Exercise 1: Please extract the lines of the records from the start of the records through the line containing "series-current <box>84 52 552 159</box>", and repeat them exactly.

Reading passage:
** begin **
Because of this, everyone already knew why I grew my hair as long as I did, but no one quite understood why I kept growing it after I had enough length to donate. Looking back, it was a security blanket. I loved the attention that came with having long hair, which other girls always wanted to braid and style, and I liked how it looked on me. My hair’s the physical feature I’m most proud of — it makes me feel secure, confident, and like a woman. Let's just say I grew attached, so I wanted my next haircut to be significant. So a few years ago I started telling people I would cut my hair after my college graduation.
I grew it out for four years — the entirety of college — to more than three feet long. Living with that length was manageable, but irritating. At its longest, my hair would get caught in shirt buttons, zippers, and things as I walked by. Buns gave me headaches after a few minutes, so a simple braid became the only hairstyle I could wear. I went through shampoo and conditioner quickly and the hair in my drains and in the corners of my apartment started getting more and more annoying. But having long hair made me recognizable, memorable, and earned me a lot of compliments, so I still held on. Then, right after I graduated from college, it finally felt like enough was enough.
The cut had a significant meaning, but I also wanted to shed my college look — or at least look like I'm allowed to be in a bar. (I am 21, after all.) Having long hair made me not want to try anything new, but with short hair, I’ve been trying new things and feel more confident in myself. I recommend a big hair change for anyone who wants to mark a new phase of their life, whether it's long enough to be donated or not. By the time my hair gets long again, it’s a sign I’ve settled into another routine — and when that happens, you can bet the next cut will shake it up again.
** end **
Given entries:
** begin **
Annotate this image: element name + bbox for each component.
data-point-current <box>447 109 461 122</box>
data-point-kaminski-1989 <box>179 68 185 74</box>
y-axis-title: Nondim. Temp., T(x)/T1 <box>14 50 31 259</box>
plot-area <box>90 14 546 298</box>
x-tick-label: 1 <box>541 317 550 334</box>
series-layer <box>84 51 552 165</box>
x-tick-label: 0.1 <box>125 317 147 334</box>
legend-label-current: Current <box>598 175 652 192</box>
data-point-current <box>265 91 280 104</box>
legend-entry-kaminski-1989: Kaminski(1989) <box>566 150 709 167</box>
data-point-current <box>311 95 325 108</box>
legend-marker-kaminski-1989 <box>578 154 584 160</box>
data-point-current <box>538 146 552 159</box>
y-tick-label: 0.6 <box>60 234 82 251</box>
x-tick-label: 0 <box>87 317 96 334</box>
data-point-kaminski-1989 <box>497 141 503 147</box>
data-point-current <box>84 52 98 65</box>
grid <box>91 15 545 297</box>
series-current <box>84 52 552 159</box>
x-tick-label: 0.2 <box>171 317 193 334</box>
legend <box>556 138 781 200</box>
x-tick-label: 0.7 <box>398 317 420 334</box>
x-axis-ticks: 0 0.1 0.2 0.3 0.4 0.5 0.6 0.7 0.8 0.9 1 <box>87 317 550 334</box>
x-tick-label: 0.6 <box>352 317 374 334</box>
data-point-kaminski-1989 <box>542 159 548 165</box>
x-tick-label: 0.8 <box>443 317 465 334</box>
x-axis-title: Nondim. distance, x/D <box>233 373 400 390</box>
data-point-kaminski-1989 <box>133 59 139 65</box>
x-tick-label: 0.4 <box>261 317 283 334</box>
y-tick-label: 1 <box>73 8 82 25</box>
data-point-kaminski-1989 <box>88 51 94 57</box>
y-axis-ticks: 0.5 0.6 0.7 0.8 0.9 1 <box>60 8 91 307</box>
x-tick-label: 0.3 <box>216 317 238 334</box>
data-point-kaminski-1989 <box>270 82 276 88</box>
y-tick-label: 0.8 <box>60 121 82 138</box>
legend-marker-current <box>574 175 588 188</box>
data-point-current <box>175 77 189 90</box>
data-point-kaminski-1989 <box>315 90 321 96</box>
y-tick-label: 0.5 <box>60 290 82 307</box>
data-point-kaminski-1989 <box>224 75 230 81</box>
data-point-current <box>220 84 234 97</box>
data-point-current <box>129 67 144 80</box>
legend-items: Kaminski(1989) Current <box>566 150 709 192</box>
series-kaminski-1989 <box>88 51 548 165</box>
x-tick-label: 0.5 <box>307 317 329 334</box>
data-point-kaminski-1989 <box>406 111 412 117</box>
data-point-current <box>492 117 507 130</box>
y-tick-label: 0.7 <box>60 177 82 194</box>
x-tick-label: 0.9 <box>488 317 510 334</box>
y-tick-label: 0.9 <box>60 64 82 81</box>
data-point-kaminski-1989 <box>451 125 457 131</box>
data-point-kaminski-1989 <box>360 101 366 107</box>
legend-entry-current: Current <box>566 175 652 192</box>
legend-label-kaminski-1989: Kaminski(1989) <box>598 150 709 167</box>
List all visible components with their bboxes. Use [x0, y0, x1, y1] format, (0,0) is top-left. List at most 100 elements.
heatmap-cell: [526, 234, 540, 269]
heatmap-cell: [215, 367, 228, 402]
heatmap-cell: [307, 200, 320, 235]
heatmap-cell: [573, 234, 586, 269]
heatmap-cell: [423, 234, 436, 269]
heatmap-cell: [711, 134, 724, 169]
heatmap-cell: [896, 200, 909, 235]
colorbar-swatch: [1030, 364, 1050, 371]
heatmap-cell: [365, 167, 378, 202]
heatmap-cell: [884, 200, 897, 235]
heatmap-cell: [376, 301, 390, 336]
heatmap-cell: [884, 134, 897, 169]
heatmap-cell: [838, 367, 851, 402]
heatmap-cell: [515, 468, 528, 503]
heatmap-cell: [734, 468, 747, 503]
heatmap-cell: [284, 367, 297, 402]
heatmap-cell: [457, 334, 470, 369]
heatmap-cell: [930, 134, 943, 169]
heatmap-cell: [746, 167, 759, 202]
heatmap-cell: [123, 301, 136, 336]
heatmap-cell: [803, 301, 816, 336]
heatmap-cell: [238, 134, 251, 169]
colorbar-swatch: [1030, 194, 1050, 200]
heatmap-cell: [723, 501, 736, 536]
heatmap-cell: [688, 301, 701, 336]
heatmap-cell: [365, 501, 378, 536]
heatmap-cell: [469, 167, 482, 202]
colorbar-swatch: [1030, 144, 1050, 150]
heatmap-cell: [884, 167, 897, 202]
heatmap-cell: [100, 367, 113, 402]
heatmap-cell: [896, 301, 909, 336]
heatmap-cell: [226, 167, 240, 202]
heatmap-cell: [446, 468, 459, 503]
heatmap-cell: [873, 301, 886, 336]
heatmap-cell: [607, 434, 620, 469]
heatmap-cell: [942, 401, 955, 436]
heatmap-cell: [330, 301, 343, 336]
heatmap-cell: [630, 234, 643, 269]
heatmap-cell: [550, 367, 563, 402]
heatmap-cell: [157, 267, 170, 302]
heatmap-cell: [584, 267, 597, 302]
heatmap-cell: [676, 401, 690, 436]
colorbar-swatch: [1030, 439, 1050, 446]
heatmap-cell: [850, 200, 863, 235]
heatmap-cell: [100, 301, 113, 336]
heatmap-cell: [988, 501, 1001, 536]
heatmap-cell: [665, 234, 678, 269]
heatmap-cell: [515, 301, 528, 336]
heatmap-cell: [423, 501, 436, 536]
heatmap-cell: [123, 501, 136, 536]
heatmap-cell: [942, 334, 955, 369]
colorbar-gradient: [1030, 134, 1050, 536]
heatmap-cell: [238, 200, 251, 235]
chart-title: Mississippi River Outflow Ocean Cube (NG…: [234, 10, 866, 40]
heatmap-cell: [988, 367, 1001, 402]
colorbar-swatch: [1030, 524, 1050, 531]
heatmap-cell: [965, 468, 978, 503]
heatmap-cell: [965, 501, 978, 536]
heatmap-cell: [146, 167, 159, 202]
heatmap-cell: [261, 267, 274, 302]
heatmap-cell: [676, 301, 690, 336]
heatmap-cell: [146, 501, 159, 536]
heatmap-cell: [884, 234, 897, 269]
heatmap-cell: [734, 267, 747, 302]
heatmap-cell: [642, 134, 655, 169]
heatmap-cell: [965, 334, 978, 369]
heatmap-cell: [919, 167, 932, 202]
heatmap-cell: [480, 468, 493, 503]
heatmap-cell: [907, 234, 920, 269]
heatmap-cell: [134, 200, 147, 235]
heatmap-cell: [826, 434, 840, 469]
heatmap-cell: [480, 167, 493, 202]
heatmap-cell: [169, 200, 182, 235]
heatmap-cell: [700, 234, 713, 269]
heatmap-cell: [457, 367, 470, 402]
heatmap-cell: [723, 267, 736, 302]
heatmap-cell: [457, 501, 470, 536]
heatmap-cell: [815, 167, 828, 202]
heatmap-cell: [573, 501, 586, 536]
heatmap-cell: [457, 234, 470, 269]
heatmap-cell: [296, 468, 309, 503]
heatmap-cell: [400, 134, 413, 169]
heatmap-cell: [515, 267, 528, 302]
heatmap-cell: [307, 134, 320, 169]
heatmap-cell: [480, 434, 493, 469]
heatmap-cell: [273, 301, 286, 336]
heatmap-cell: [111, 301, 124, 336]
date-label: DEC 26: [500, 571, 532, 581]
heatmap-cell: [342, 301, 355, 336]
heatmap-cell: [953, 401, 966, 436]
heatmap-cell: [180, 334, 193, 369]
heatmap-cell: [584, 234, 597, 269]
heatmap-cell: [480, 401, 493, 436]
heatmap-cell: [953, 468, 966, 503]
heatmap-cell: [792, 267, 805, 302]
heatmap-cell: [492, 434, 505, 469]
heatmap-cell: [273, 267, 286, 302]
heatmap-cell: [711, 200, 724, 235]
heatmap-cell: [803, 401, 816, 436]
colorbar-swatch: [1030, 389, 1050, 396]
** end **
Exercise 2: Copy the stretch of the essay on cutting long hair from "The cut had" through "it up again.", word for word.

Complete output 1:
Annotate this image: element name + bbox for each component.
data-point-current <box>447 109 461 122</box>
data-point-kaminski-1989 <box>179 68 185 74</box>
y-axis-title: Nondim. Temp., T(x)/T1 <box>14 50 31 259</box>
plot-area <box>90 14 546 298</box>
x-tick-label: 1 <box>541 317 550 334</box>
series-layer <box>84 51 552 165</box>
x-tick-label: 0.1 <box>125 317 147 334</box>
legend-label-current: Current <box>598 175 652 192</box>
data-point-current <box>265 91 280 104</box>
legend-entry-kaminski-1989: Kaminski(1989) <box>566 150 709 167</box>
data-point-current <box>311 95 325 108</box>
legend-marker-kaminski-1989 <box>578 154 584 160</box>
data-point-current <box>538 146 552 159</box>
y-tick-label: 0.6 <box>60 234 82 251</box>
x-tick-label: 0 <box>87 317 96 334</box>
data-point-kaminski-1989 <box>497 141 503 147</box>
data-point-current <box>84 52 98 65</box>
grid <box>91 15 545 297</box>
series-current <box>84 52 552 159</box>

Complete output 2:
The cut had a significant meaning, but I also wanted to shed my college look — or at least look like I'm allowed to be in a bar. (I am 21, after all.) Having long hair made me not want to try anything new, but with short hair, I’ve been trying new things and feel more confident in myself. I recommend a big hair change for anyone who wants to mark a new phase of their life, whether it's long enough to be donated or not. By the time my hair gets long again, it’s a sign I’ve settled into another routine — and when that happens, you can bet the next cut will shake it up again.